### Trecho selecionado ###

Na edição desta semana, o Jornal O São Paulo, da Arquidiocese de São Paulo, publicou um longo artigo em que são apresentadas características do pensamento de importantes personagens da Semana de Arte Moderna de 22 que trazem essa perspectiva da fé, seja de forma explicitamente religiosa, seja por meio de uma inspiração humanista de clara coerência com os valores do Evangelho. Anita Mafaldi, Victor Brecheret, Cândido Portinari, Cláudio Pastro são alguns dos artistas citados pelo texto. Entre eles, há ainda Mario de Andrade sobre quem de maneira particular trataremos na parte final desta matéria. Assinado por Ira Romão, o artigo é intitulado “A temática cristã das obras dos artistas da Semana de 22” e se fundamenta em estudos da pesquisadora em artes visuais, Karin Philippov, pós-doutoranda na Universidade Estadual Paulista (Unesp). Confira: https://osaopaulo.org.br/destaque/a-tematica-crista-nas-obras-dos-artistas-da-semana-de-22/

A historiadora Luciana Lilian de Miranda também chegou a se debruçar sobre essa temática. Em seu trabalho intitulado “Intelectuais e modernismo brasileiro: nos rastros do Grupo Festa, anos de 1920”, apresentado na 29ª edição do Simpósio Nacional de História, Luciana de Miranda descreve, ainda que brevemente, algumas características fundamentais de um grupo que se colocou na contramão do movimento vanguardista e em defesa da fé católica. Trata-se de um grupo formado fundamentalmente por escritores de projeção daquele período e que, em alguns casos e ainda que em meio a divergências, se identificou com o próprio movimento modernista brasileiro. Jackson de Figueiredo, Tristão de Ataíde, Plínio Salgado, Cassiano Ricardo e Monteiro Lobato estão entre os principais nomes desse grupo, nomeado pela historiadora como “corrente espiritualista”.

“Os espiritualistas almejavam compreender a modernidade e indagar sobre o destino do homem, sem romper completamente com o passado”, afirma Miranda. “Em contraste com as correntes vanguardistas da época, os escritores da vertente espiritualista deixaram o seu legado pelas reflexões e poesia imbuídas de elementos espirituais ancorados nos valores do catolicismo”, completa a pesquisadora. O grupo, bastante heterogêneo, chegou a publicar a Revista Festa entre os períodos de 1927 e 1928 e 1934-1935, discutindo temas como espiritualismo/catolicismo, modernismo, música, nacionalismo, universalismo/totalismo, linguagem e ritmo.  Além disso, segundo Luciana de Miranda, “o grupo espiritualista firmou-se no meio literário carioca pela poesia”, sempre fundamentada em valores claramente católicos.

###

*Tarefas*.
1 - Segundo o trecho selecionado, quem assina o artigo “A temática cristã das obras dos artistas da Semana de 22”?
2 - Reescreva de forma mais curta o parágrafo do trecho selecionado que começa com "A historiadora Luciana Lilian de Miranda", mantendo os fatos principais.

### Amostra do conjunto ###

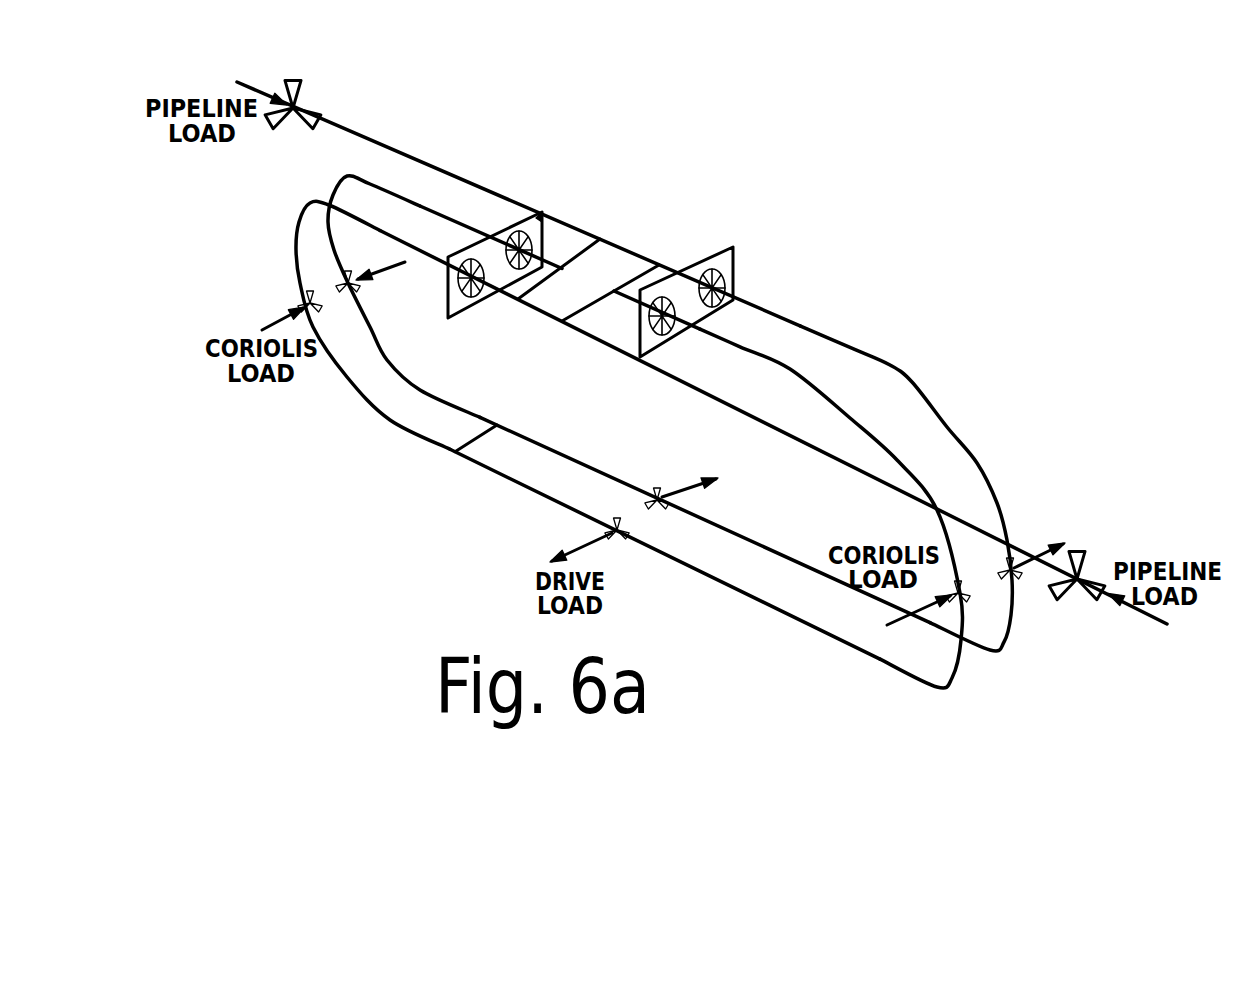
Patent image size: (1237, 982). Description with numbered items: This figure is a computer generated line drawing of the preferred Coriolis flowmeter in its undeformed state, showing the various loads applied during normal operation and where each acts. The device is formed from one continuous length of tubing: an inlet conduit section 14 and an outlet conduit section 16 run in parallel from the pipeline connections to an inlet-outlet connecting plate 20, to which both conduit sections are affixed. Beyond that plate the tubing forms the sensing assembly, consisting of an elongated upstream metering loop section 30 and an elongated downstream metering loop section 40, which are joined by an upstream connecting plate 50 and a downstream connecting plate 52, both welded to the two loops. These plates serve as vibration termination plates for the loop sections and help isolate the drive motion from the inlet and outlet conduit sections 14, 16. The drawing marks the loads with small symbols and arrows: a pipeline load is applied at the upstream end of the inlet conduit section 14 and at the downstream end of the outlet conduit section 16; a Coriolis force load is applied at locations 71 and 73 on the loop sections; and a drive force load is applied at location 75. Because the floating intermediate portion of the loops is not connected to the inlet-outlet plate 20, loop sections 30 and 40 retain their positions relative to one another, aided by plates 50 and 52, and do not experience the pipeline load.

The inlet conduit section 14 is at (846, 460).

###

*Respostas por tarefa*.
1 - Ira Romão.

2 - A historiadora Luciana Lilian de Miranda tratou do tema no trabalho “Intelectuais e modernismo brasileiro: nos rastros do Grupo Festa, anos de 1920”, apresentado na 29ª edição do Simpósio Nacional de História. Nele, ela descreve brevemente um grupo de escritores de projeção da época. Esse grupo se opôs ao movimento vanguardista e defendeu a fé católica, embora em alguns casos, e em meio a divergências, se identificasse com o modernismo brasileiro. A historiadora o chama de “corrente espiritualista”, e entre seus principais nomes estão Jackson de Figueiredo, Tristão de Ataíde, Plínio Salgado, Cassiano Ricardo e Monteiro Lobato.